[BRIEF] Each entry below is to be extracted exactly.

::::::::::

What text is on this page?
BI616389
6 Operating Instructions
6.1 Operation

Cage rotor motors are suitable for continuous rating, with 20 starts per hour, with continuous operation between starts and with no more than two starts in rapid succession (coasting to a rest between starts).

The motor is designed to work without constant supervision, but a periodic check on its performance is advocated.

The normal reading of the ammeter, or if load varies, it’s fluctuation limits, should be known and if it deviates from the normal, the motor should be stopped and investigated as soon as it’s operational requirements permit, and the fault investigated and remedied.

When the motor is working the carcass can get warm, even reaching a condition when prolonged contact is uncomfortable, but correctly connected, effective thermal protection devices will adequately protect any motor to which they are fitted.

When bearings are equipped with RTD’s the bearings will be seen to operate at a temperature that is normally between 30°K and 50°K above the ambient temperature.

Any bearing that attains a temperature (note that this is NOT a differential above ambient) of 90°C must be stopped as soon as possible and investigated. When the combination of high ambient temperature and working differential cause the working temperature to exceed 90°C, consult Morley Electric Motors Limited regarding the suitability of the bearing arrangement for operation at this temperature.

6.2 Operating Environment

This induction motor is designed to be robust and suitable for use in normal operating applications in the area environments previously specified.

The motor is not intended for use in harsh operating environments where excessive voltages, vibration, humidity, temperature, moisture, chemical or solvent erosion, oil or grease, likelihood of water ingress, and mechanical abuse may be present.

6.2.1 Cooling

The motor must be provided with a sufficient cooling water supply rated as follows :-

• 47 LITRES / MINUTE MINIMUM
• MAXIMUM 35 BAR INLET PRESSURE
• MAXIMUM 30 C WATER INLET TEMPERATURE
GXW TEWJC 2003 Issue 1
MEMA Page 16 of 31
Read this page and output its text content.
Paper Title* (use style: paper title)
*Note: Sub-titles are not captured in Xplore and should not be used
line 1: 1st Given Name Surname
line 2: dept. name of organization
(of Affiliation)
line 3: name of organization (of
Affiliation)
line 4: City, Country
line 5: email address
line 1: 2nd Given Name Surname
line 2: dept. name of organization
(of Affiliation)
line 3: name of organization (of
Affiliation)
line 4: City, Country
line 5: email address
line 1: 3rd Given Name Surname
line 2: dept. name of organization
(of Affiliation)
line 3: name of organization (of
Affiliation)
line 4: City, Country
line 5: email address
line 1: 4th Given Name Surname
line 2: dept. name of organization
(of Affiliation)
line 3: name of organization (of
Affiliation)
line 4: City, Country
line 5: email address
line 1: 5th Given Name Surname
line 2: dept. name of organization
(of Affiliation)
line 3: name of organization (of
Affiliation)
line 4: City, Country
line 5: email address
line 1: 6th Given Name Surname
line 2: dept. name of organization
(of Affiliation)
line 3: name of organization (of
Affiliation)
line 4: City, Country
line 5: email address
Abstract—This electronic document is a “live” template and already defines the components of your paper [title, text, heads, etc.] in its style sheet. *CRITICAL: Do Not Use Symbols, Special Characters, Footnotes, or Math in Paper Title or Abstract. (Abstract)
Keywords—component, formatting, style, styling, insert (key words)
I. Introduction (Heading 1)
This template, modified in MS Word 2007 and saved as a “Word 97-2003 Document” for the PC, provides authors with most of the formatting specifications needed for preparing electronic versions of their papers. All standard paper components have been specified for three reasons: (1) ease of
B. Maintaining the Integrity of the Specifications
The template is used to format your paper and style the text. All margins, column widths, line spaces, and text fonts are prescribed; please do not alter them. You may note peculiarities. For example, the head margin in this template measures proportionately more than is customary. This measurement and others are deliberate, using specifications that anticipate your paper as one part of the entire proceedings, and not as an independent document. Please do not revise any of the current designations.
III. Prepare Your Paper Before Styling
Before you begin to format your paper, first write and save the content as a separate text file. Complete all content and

::::::::::

[THE OUTPUT]
What text is on this page?
BI616389
6 Operating Instructions
6.1 Operation

Cage rotor motors are suitable for continuous rating, with 20 starts per hour, with continuous operation between starts and with no more than two starts in rapid succession (coasting to a rest between starts).

The motor is designed to work without constant supervision, but a periodic check on its performance is advocated.

The normal reading of the ammeter, or if load varies, it’s fluctuation limits, should be known and if it deviates from the normal, the motor should be stopped and investigated as soon as it’s operational requirements permit, and the fault investigated and remedied.

When the motor is working the carcass can get warm, even reaching a condition when prolonged contact is uncomfortable, but correctly connected, effective thermal protection devices will adequately protect any motor to which they are fitted.

When bearings are equipped with RTD’s the bearings will be seen to operate at a temperature that is normally between 30°K and 50°K above the ambient temperature.

Any bearing that attains a temperature (note that this is NOT a differential above ambient) of 90°C must be stopped as soon as possible and investigated. When the combination of high ambient temperature and working differential cause the working temperature to exceed 90°C, consult Morley Electric Motors Limited regarding the suitability of the bearing arrangement for operation at this temperature.

6.2 Operating Environment

This induction motor is designed to be robust and suitable for use in normal operating applications in the area environments previously specified.

The motor is not intended for use in harsh operating environments where excessive voltages, vibration, humidity, temperature, moisture, chemical or solvent erosion, oil or grease, likelihood of water ingress, and mechanical abuse may be present.

6.2.1 Cooling

The motor must be provided with a sufficient cooling water supply rated as follows :-

• 47 LITRES / MINUTE MINIMUM
• MAXIMUM 35 BAR INLET PRESSURE
• MAXIMUM 30 C WATER INLET TEMPERATURE
GXW TEWJC 2003 Issue 1
MEMA Page 16 of 31
Read this page and output its text content.
Paper Title* (use style: paper title)
*Note: Sub-titles are not captured in Xplore and should not be used
line 1: 1st Given Name Surname
line 2: dept. name of organization
(of Affiliation)
line 3: name of organization (of
Affiliation)
line 4: City, Country
line 5: email address
line 1: 2nd Given Name Surname
line 2: dept. name of organization
(of Affiliation)
line 3: name of organization (of
Affiliation)
line 4: City, Country
line 5: email address
line 1: 3rd Given Name Surname
line 2: dept. name of organization
(of Affiliation)
line 3: name of organization (of
Affiliation)
line 4: City, Country
line 5: email address
line 1: 4th Given Name Surname
line 2: dept. name of organization
(of Affiliation)
line 3: name of organization (of
Affiliation)
line 4: City, Country
line 5: email address
line 1: 5th Given Name Surname
line 2: dept. name of organization
(of Affiliation)
line 3: name of organization (of
Affiliation)
line 4: City, Country
line 5: email address
line 1: 6th Given Name Surname
line 2: dept. name of organization
(of Affiliation)
line 3: name of organization (of
Affiliation)
line 4: City, Country
line 5: email address
Abstract—This electronic document is a “live” template and already defines the components of your paper [title, text, heads, etc.] in its style sheet. *CRITICAL: Do Not Use Symbols, Special Characters, Footnotes, or Math in Paper Title or Abstract. (Abstract)
Keywords—component, formatting, style, styling, insert (key words)
I. Introduction (Heading 1)
This template, modified in MS Word 2007 and saved as a “Word 97-2003 Document” for the PC, provides authors with most of the formatting specifications needed for preparing electronic versions of their papers. All standard paper components have been specified for three reasons: (1) ease of
B. Maintaining the Integrity of the Specifications
The template is used to format your paper and style the text. All margins, column widths, line spaces, and text fonts are prescribed; please do not alter them. You may note peculiarities. For example, the head margin in this template measures proportionately more than is customary. This measurement and others are deliberate, using specifications that anticipate your paper as one part of the entire proceedings, and not as an independent document. Please do not revise any of the current designations.
III. Prepare Your Paper Before Styling
Before you begin to format your paper, first write and save the content as a separate text file. Complete all content and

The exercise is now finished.